Copy each line holding the string "Cumhuriyeti".

(Items from a data source)
----

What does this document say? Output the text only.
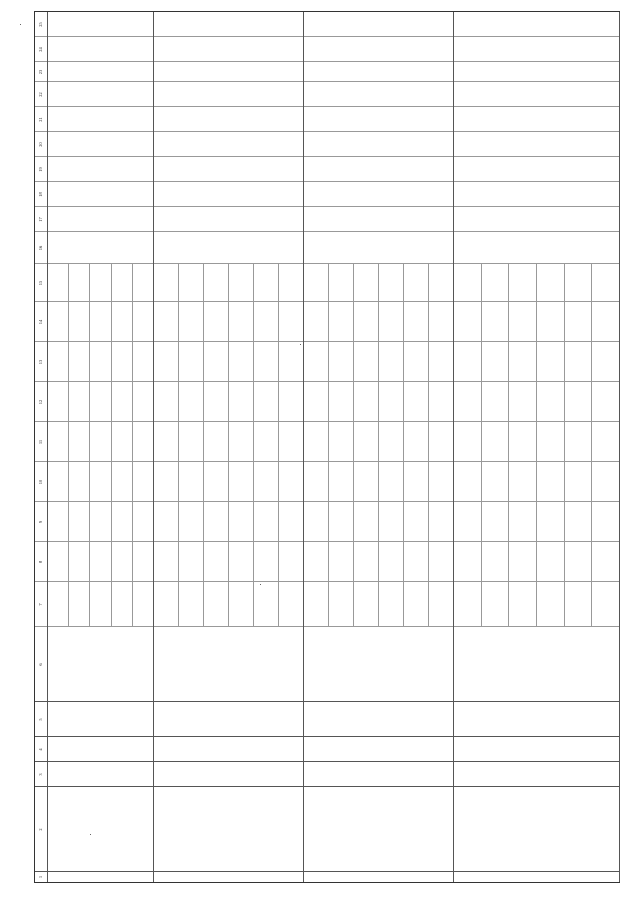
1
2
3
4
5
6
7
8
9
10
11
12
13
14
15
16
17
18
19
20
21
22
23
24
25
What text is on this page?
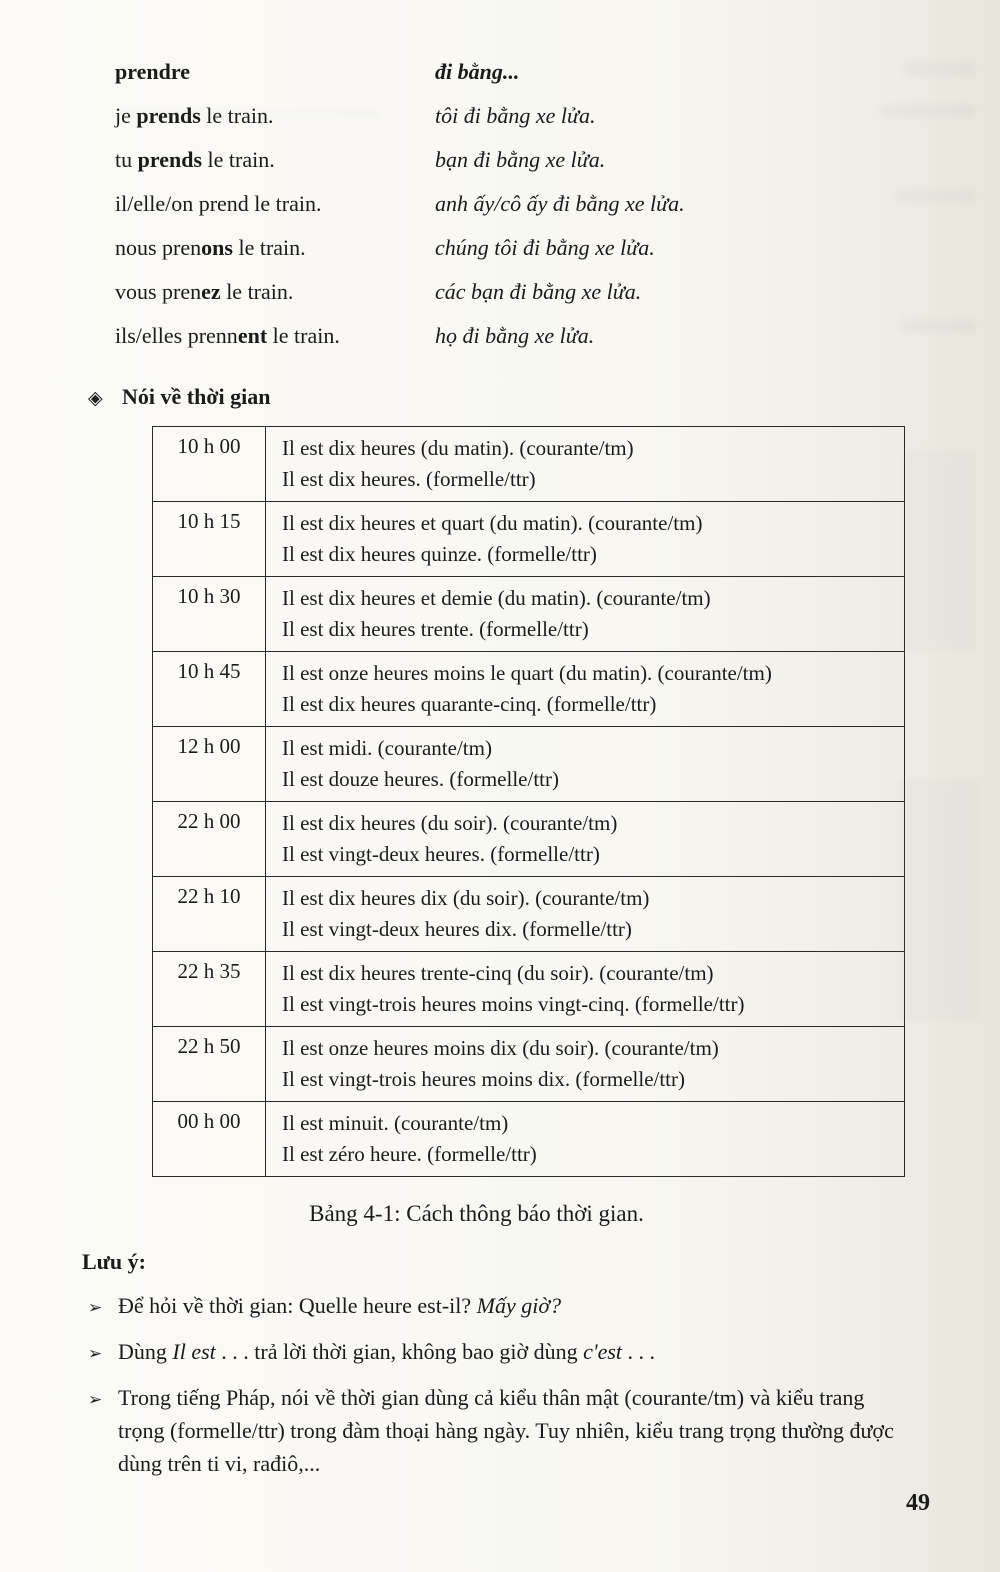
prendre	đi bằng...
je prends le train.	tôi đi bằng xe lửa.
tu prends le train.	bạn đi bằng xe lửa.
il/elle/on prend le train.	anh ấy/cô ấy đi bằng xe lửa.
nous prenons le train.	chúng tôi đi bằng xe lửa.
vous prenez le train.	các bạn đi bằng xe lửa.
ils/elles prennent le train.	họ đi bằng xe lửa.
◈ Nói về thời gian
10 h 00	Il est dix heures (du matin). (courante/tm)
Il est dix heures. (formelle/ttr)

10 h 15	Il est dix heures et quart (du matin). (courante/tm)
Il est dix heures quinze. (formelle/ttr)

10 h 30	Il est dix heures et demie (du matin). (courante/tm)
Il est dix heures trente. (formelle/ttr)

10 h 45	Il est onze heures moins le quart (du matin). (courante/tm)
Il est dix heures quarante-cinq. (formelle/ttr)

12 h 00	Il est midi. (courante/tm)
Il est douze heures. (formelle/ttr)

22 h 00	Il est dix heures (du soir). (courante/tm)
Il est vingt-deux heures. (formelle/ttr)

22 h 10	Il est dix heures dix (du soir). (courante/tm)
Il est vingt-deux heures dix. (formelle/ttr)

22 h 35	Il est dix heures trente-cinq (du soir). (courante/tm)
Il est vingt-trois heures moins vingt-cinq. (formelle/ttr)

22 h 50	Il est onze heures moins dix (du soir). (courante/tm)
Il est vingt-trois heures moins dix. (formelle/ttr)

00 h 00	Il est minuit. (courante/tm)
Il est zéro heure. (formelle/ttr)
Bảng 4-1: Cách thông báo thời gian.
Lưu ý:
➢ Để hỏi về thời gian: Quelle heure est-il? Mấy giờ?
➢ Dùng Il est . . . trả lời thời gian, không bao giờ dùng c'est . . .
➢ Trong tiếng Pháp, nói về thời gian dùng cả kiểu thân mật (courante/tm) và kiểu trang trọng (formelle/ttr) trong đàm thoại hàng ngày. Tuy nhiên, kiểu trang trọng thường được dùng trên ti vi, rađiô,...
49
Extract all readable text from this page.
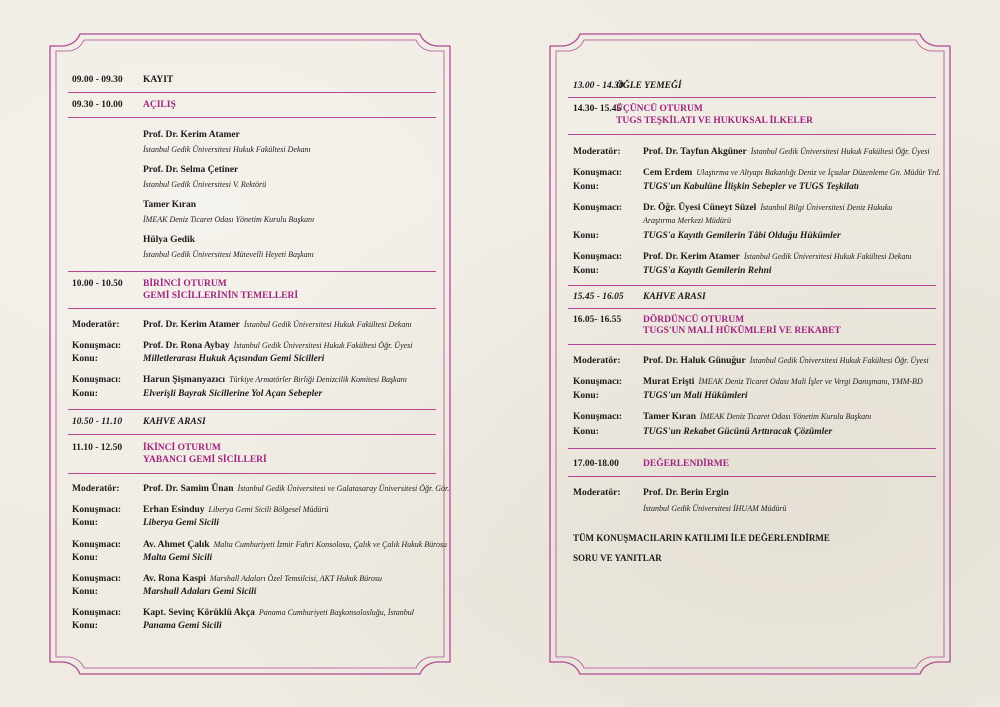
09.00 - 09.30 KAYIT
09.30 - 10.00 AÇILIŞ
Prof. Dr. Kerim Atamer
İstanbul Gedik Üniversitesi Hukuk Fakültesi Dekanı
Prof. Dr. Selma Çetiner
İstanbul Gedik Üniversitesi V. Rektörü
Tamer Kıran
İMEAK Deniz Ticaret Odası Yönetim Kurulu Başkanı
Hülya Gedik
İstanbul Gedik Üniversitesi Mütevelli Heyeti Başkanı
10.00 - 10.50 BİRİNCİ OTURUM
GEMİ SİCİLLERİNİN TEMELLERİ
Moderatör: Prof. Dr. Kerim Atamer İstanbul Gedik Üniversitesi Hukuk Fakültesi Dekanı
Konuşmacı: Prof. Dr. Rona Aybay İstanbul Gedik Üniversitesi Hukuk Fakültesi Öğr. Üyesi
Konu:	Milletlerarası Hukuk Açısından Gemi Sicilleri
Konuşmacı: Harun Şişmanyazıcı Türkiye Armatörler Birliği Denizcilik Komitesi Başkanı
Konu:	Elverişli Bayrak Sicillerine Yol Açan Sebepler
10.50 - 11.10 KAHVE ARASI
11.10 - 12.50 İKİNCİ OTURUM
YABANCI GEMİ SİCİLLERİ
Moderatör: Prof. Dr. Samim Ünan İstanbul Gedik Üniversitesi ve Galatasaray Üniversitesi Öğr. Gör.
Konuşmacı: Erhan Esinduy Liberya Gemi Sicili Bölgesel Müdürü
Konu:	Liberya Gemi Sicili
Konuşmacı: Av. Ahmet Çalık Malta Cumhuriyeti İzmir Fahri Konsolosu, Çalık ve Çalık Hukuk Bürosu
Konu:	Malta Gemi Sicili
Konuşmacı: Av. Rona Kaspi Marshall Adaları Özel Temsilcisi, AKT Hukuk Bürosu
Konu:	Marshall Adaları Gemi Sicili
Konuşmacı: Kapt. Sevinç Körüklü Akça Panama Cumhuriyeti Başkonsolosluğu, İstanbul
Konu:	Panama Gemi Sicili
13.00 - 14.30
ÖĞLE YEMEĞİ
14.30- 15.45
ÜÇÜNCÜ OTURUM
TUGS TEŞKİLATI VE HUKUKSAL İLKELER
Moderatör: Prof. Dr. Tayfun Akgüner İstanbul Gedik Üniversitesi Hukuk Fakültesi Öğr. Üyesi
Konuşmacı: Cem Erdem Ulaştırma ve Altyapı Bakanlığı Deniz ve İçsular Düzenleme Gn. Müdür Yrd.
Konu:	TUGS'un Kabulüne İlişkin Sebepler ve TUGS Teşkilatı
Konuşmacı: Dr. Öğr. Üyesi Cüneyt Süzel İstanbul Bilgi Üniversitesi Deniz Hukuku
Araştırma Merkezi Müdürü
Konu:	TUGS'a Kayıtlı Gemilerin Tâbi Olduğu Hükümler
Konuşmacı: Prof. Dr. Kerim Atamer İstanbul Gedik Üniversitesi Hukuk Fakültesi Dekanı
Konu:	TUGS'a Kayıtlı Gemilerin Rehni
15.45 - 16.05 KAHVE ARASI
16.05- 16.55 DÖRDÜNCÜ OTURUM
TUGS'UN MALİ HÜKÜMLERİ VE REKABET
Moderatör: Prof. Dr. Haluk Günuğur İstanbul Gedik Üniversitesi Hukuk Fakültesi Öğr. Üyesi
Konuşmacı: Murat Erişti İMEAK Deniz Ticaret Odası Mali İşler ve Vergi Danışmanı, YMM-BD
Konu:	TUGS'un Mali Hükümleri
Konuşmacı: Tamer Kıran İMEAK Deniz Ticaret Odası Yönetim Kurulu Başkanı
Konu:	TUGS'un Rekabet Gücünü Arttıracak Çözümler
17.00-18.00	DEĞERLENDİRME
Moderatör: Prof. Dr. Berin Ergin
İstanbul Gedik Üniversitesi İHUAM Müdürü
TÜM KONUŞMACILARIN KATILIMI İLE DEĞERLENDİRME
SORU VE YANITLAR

----

Result:
Konuşmacı: Av. Ahmet Çalık Malta Cumhuriyeti İzmir Fahri Konsolosu, Çalık ve Çalık Hukuk Bürosu
Konuşmacı: Kapt. Sevinç Körüklü Akça Panama Cumhuriyeti Başkonsolosluğu, İstanbul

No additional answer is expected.